Stored data

————

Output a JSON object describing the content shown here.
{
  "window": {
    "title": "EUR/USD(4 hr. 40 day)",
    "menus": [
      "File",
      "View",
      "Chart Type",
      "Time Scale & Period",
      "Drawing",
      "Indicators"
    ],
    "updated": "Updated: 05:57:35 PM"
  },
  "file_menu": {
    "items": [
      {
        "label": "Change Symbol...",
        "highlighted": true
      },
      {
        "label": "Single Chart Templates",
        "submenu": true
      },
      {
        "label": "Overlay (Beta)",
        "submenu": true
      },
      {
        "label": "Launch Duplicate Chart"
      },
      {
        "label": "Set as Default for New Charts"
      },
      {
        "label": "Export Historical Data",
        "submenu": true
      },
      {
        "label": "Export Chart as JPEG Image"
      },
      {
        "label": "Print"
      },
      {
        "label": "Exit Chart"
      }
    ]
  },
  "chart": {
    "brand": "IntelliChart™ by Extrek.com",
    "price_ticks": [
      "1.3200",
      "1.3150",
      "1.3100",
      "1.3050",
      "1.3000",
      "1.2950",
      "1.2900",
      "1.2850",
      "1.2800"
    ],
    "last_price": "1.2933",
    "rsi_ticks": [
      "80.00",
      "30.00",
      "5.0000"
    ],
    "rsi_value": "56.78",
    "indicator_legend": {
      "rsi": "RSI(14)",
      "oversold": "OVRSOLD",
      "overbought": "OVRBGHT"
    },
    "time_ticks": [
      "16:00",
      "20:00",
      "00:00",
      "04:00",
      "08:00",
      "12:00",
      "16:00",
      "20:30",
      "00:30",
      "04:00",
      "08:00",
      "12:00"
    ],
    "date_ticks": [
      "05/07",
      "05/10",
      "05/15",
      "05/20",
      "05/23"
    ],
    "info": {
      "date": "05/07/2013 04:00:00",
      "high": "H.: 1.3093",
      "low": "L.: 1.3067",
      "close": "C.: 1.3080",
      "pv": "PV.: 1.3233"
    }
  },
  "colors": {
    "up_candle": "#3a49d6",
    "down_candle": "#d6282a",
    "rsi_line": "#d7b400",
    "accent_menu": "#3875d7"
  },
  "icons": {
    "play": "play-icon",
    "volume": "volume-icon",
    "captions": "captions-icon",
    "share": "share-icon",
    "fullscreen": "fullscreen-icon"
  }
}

————

Scan the material above. Extract every line in which the word "label" occurs.

        "label": "Change Symbol...",
        "label": "Single Chart Templates",
        "label": "Overlay (Beta)",
        "label": "Launch Duplicate Chart"
        "label": "Set as Default for New Charts"
        "label": "Export Historical Data",
        "label": "Export Chart as JPEG Image"
        "label": "Print"
        "label": "Exit Chart"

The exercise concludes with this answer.